-- Start Input rows --

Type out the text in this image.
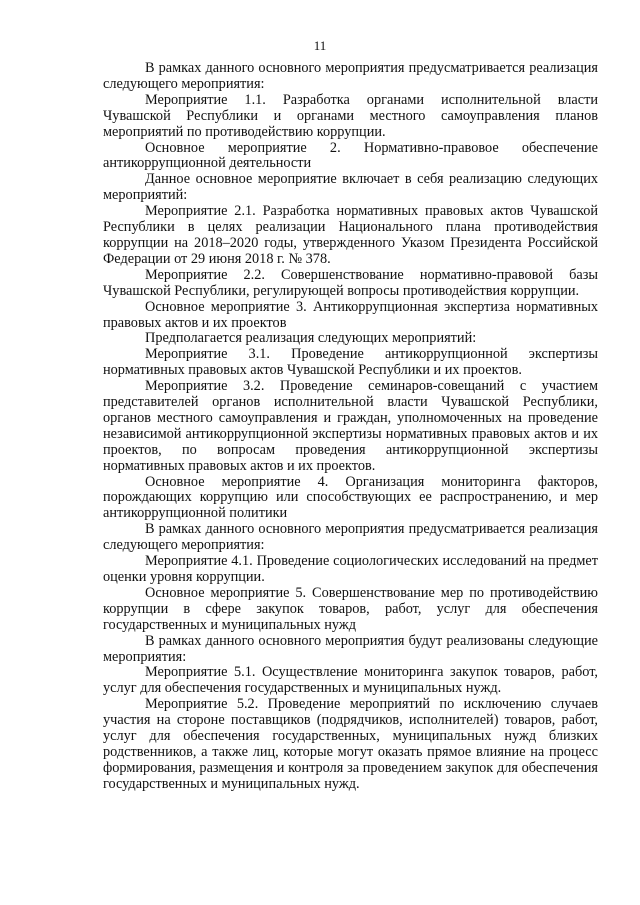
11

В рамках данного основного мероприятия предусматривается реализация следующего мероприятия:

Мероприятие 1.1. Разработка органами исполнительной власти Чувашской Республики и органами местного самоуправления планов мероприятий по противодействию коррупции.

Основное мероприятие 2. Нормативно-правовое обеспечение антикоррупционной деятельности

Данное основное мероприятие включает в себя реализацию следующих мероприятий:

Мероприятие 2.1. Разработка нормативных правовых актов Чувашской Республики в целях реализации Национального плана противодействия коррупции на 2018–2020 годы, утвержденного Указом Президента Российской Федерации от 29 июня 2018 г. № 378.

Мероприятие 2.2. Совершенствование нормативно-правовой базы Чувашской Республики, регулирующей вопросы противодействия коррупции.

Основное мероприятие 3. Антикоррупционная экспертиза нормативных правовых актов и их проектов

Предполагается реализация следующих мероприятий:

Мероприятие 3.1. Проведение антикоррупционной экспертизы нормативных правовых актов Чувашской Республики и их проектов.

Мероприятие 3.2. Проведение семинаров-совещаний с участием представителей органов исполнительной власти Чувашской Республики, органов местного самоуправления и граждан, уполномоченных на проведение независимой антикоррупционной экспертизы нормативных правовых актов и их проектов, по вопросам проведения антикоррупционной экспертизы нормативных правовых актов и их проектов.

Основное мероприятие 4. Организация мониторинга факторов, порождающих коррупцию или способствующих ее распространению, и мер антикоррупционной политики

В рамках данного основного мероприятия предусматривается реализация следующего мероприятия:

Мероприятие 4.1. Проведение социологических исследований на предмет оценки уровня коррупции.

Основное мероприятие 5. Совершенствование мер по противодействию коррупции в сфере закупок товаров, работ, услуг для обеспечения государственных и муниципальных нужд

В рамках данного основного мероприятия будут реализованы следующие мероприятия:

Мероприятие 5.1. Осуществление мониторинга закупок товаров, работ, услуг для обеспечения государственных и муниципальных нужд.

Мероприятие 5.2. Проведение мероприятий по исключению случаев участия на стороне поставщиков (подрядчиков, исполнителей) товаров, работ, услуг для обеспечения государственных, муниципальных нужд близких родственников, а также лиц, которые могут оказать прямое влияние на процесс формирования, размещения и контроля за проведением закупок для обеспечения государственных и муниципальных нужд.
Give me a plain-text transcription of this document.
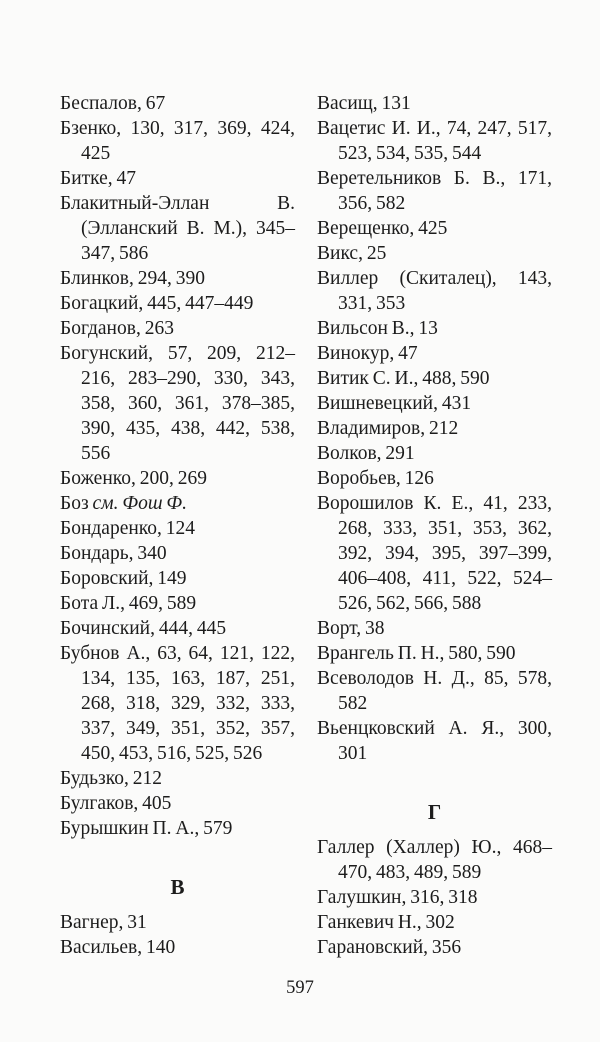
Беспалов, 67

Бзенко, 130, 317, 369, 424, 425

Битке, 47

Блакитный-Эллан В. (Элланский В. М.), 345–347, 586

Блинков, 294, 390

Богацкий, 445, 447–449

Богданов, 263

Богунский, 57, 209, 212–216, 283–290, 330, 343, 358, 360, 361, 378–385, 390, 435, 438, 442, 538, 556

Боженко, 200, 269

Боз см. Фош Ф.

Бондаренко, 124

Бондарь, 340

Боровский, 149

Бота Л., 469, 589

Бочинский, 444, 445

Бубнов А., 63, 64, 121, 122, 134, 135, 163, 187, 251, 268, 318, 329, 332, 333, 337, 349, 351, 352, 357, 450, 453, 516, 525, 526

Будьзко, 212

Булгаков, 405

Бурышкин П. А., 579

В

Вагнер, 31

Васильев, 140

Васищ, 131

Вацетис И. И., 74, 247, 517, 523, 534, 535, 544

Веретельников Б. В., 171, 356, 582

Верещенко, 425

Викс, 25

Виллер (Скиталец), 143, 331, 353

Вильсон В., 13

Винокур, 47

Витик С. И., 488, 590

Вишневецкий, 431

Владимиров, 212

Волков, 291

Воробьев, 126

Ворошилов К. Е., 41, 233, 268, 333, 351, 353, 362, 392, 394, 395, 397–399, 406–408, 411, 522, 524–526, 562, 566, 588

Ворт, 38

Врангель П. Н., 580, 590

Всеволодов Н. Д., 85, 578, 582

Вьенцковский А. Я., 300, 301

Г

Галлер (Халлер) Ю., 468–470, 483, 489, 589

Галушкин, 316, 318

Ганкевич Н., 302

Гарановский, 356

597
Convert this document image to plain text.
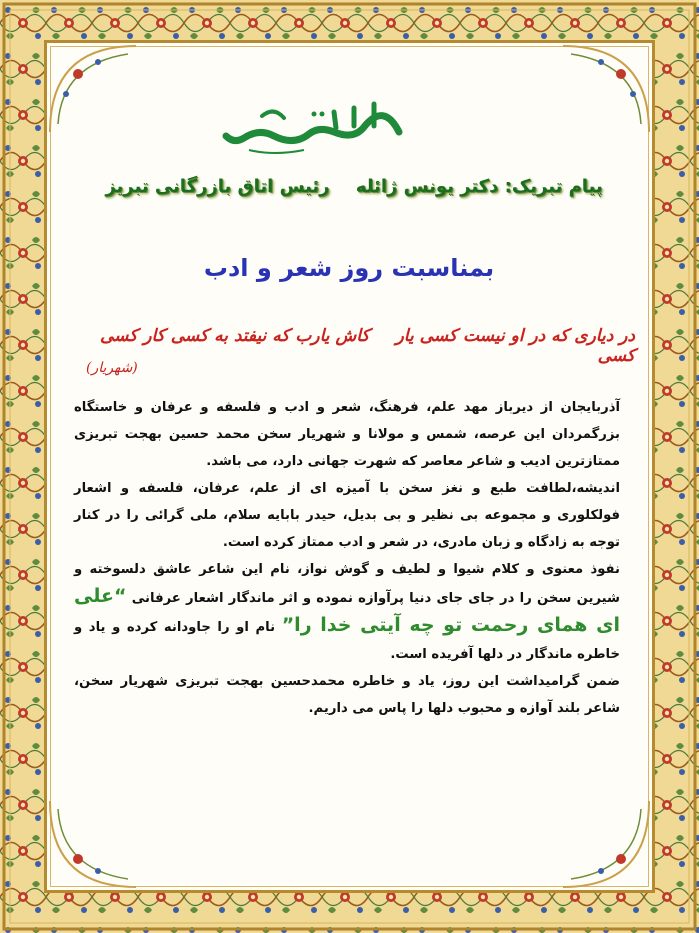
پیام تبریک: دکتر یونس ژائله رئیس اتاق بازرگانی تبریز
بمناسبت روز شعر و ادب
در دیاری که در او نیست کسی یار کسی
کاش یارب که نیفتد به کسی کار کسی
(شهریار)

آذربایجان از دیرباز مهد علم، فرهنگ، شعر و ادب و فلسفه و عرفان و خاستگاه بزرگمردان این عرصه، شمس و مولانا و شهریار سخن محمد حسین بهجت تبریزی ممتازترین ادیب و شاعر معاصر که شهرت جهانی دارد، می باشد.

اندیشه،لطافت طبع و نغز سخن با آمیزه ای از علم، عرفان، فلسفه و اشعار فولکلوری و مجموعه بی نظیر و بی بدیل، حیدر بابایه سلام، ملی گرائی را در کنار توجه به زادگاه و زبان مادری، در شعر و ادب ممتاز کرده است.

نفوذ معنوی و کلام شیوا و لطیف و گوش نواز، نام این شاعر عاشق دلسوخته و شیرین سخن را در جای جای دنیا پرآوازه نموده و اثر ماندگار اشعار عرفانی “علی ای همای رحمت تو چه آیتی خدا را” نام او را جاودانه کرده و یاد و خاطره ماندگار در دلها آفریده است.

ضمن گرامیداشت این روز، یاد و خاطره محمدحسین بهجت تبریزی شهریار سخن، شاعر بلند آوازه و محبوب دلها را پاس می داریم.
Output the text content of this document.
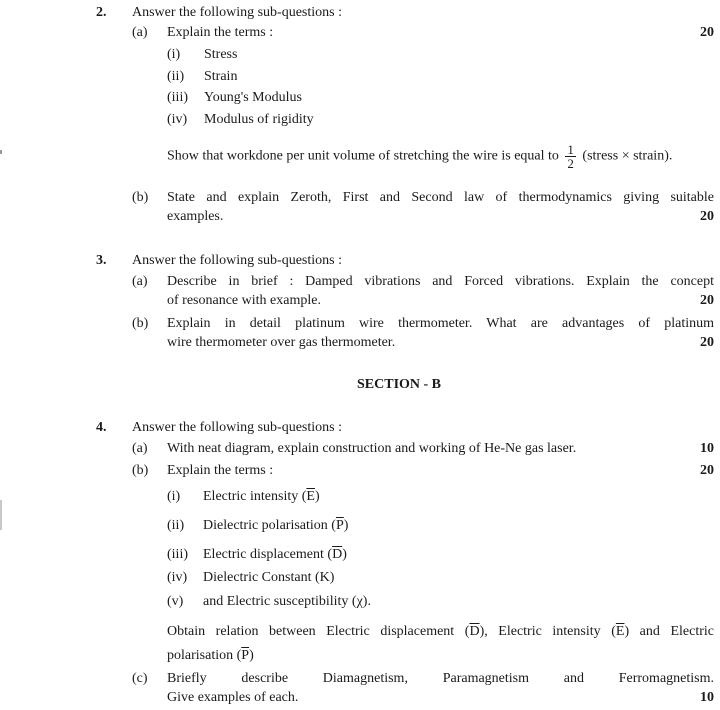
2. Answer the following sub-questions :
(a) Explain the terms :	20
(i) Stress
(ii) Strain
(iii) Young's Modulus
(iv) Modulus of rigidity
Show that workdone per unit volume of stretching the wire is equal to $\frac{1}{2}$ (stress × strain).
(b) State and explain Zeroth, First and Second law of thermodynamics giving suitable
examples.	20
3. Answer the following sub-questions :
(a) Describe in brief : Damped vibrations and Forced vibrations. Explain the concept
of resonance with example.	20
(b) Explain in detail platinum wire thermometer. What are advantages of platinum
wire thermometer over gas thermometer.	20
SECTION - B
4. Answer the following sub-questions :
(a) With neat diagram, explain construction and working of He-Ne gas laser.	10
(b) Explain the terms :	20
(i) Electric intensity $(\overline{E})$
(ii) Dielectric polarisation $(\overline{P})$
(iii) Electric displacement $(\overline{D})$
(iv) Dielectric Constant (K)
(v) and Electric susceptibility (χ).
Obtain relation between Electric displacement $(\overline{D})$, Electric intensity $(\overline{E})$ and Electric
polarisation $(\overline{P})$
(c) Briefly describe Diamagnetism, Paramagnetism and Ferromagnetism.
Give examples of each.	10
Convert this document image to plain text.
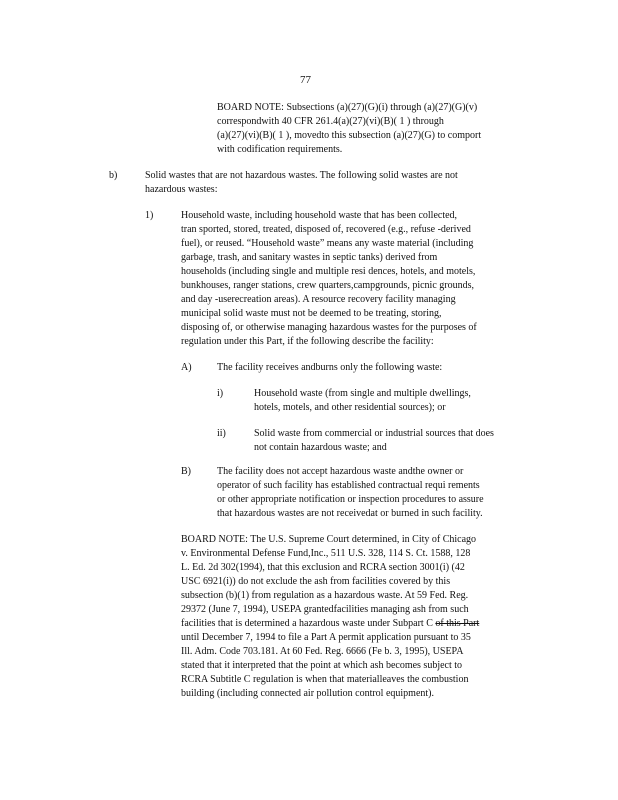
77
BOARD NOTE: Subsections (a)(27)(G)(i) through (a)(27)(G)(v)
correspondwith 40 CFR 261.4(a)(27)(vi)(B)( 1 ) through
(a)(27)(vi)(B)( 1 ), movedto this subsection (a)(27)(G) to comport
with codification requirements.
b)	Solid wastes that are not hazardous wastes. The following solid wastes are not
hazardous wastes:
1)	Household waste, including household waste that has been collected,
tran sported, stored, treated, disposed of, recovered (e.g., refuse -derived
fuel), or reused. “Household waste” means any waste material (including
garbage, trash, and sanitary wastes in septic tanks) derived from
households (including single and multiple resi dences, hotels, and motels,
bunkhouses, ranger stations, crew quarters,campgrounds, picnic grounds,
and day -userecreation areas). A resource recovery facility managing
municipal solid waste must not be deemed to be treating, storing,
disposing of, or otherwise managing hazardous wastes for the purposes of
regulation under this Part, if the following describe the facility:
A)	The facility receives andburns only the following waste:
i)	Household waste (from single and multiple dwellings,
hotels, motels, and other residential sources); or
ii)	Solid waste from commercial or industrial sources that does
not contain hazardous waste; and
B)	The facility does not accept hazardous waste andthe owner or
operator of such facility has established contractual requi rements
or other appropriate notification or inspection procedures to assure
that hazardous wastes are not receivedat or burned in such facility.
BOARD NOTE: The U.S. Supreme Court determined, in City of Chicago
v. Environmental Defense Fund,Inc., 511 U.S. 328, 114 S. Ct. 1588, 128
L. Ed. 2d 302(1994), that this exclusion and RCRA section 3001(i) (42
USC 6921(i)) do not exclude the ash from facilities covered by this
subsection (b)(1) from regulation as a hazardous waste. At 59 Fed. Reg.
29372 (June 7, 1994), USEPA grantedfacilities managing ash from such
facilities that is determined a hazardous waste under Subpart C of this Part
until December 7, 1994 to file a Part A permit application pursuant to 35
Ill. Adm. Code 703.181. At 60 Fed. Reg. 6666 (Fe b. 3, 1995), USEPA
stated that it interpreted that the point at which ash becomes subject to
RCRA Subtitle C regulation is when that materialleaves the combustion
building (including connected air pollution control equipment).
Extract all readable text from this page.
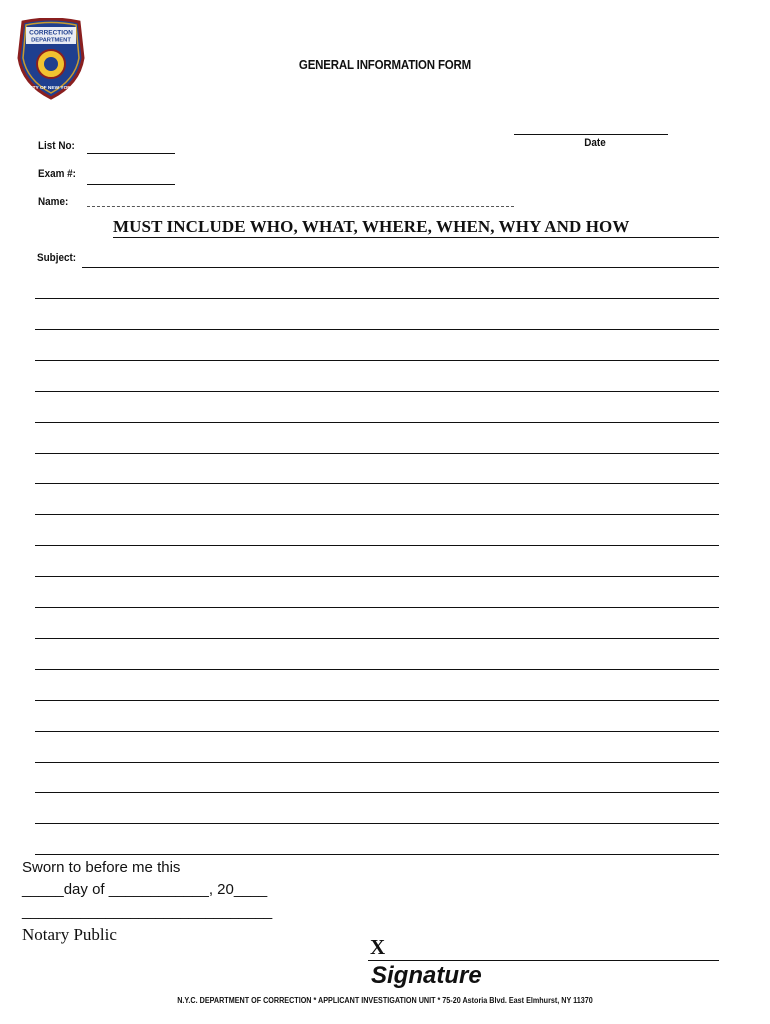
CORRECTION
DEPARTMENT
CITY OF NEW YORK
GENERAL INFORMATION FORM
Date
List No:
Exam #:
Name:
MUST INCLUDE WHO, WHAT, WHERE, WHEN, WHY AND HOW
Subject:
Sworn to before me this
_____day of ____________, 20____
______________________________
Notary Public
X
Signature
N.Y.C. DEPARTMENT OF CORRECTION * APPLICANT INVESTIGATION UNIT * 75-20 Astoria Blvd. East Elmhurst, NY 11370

-- End Input rows --

Goal.
Find each line holding the string "мониторинга" and copy it out.

Exercise output.
Основное мероприятие 4. Организация мониторинга факторов, порождающих коррупцию или способствующих ее распространению, и мер антикоррупционной политики
Мероприятие 5.1. Осуществление мониторинга закупок товаров, работ, услуг для обеспечения государственных и муниципальных нужд.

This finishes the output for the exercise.